Saved data entries:
────────────────
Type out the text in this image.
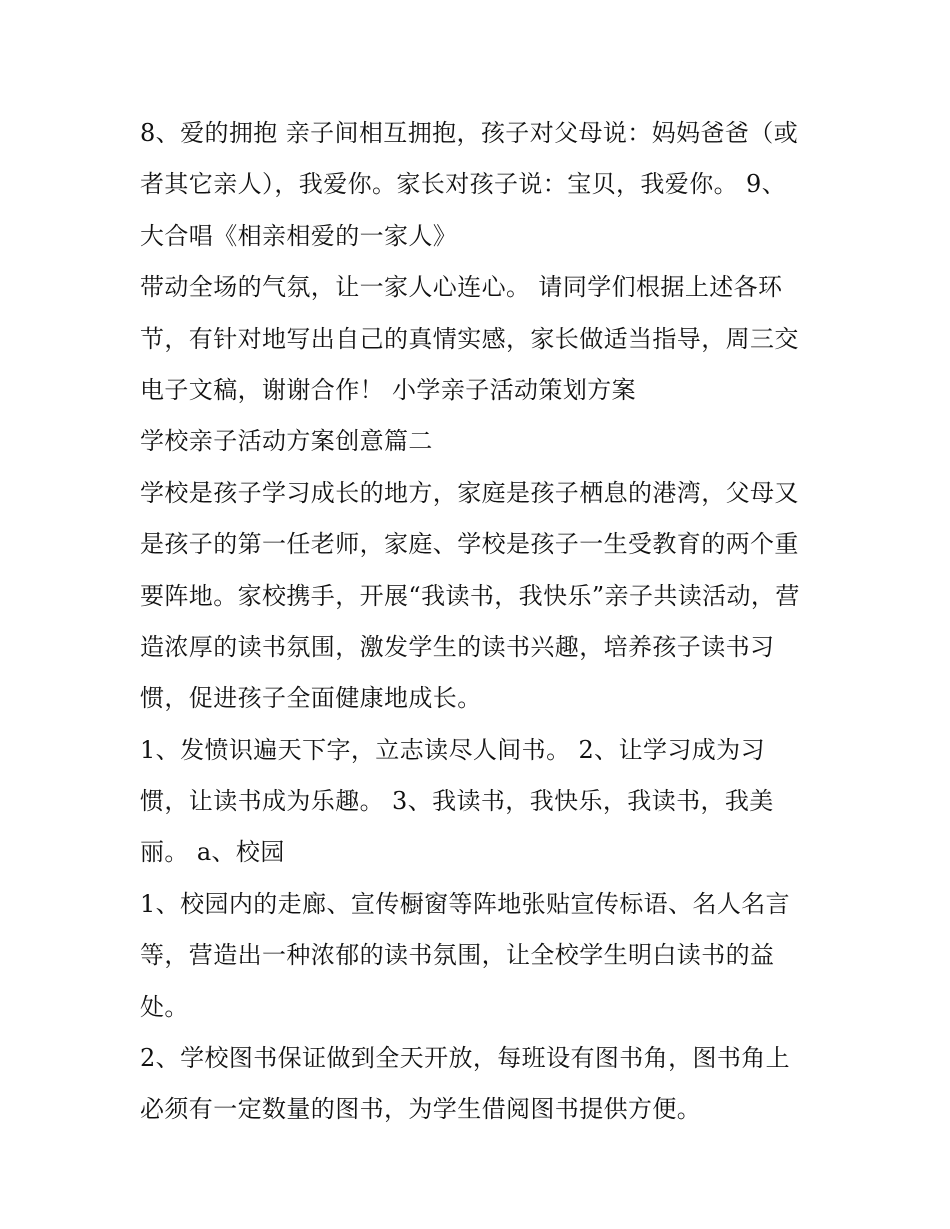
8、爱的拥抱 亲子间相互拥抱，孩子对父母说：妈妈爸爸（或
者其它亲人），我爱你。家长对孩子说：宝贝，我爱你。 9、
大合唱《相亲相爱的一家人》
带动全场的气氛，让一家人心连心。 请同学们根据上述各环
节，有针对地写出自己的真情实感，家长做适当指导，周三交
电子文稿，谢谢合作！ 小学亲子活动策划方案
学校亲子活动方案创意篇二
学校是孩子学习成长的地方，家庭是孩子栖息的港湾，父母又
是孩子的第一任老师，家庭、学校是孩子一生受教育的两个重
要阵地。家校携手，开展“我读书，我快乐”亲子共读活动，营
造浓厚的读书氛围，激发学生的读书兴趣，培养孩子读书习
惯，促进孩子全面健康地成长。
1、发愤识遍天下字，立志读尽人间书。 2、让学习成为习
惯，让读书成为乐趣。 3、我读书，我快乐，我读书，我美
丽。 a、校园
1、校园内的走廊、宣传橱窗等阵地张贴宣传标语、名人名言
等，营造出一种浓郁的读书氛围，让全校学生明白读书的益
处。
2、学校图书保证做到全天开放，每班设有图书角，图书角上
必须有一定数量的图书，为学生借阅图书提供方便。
────────────────
Description of the task: Omit pictures; set down the rest of the material word for word.

Complete output:
Type out the text in this image.
8、爱的拥抱 亲子间相互拥抱，孩子对父母说：妈妈爸爸（或
者其它亲人），我爱你。家长对孩子说：宝贝，我爱你。 9、
大合唱《相亲相爱的一家人》
带动全场的气氛，让一家人心连心。 请同学们根据上述各环
节，有针对地写出自己的真情实感，家长做适当指导，周三交
电子文稿，谢谢合作！ 小学亲子活动策划方案
学校亲子活动方案创意篇二
学校是孩子学习成长的地方，家庭是孩子栖息的港湾，父母又
是孩子的第一任老师，家庭、学校是孩子一生受教育的两个重
要阵地。家校携手，开展“我读书，我快乐”亲子共读活动，营
造浓厚的读书氛围，激发学生的读书兴趣，培养孩子读书习
惯，促进孩子全面健康地成长。
1、发愤识遍天下字，立志读尽人间书。 2、让学习成为习
惯，让读书成为乐趣。 3、我读书，我快乐，我读书，我美
丽。 a、校园
1、校园内的走廊、宣传橱窗等阵地张贴宣传标语、名人名言
等，营造出一种浓郁的读书氛围，让全校学生明白读书的益
处。
2、学校图书保证做到全天开放，每班设有图书角，图书角上
必须有一定数量的图书，为学生借阅图书提供方便。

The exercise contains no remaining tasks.